BEGIN The data

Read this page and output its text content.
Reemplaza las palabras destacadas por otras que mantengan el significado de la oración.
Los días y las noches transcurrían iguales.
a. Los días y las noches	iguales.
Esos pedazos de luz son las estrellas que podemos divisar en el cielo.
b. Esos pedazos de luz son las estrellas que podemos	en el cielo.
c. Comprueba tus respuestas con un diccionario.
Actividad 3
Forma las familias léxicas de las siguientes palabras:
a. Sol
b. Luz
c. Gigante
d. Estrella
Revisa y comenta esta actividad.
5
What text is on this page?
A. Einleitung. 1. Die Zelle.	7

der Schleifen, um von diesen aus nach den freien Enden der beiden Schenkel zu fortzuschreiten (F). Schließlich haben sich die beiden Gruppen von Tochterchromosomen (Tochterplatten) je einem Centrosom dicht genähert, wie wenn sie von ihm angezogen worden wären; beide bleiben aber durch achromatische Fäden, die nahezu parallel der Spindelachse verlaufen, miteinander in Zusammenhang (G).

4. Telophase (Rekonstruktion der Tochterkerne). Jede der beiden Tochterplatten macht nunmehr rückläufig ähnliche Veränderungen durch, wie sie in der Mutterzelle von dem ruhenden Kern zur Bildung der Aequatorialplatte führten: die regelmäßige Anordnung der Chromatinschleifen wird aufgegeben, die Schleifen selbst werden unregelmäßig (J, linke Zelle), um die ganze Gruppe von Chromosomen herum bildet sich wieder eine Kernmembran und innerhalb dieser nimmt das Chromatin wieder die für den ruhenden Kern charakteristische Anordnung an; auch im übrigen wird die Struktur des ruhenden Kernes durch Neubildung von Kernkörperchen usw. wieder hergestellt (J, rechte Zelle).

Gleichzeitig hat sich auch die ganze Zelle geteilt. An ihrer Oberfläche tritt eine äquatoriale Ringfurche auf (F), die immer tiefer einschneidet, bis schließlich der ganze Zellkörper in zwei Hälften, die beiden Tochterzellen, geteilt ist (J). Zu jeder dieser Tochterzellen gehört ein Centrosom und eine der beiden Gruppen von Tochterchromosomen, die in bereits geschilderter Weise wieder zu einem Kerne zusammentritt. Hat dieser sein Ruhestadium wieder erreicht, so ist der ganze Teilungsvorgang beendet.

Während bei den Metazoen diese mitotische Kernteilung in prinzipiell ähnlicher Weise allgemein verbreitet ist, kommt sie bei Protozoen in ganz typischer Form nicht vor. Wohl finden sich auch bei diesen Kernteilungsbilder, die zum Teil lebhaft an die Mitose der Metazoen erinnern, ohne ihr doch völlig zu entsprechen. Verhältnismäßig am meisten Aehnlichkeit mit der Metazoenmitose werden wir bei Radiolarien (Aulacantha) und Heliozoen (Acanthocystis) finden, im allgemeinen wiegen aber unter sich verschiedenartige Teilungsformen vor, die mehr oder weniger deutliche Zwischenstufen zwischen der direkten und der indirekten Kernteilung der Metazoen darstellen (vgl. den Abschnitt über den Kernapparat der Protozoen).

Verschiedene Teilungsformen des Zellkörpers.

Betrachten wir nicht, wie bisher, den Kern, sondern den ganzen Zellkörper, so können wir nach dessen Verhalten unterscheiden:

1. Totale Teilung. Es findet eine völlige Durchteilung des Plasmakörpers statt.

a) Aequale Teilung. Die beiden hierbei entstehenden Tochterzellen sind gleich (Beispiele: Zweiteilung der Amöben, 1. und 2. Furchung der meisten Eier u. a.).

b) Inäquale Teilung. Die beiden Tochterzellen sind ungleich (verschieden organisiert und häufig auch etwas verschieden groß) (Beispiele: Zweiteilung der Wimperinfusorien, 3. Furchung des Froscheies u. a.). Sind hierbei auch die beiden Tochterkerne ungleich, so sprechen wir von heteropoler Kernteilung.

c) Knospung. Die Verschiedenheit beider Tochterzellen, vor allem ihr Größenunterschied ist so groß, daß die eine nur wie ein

END The data

▸ **Exercise instructions**: Scan the listing above and identify each line holding the string "días"; copy every such line.

▸ **Correct output**:
Los días y las noches transcurrían iguales.
a. Los días y las noches	iguales.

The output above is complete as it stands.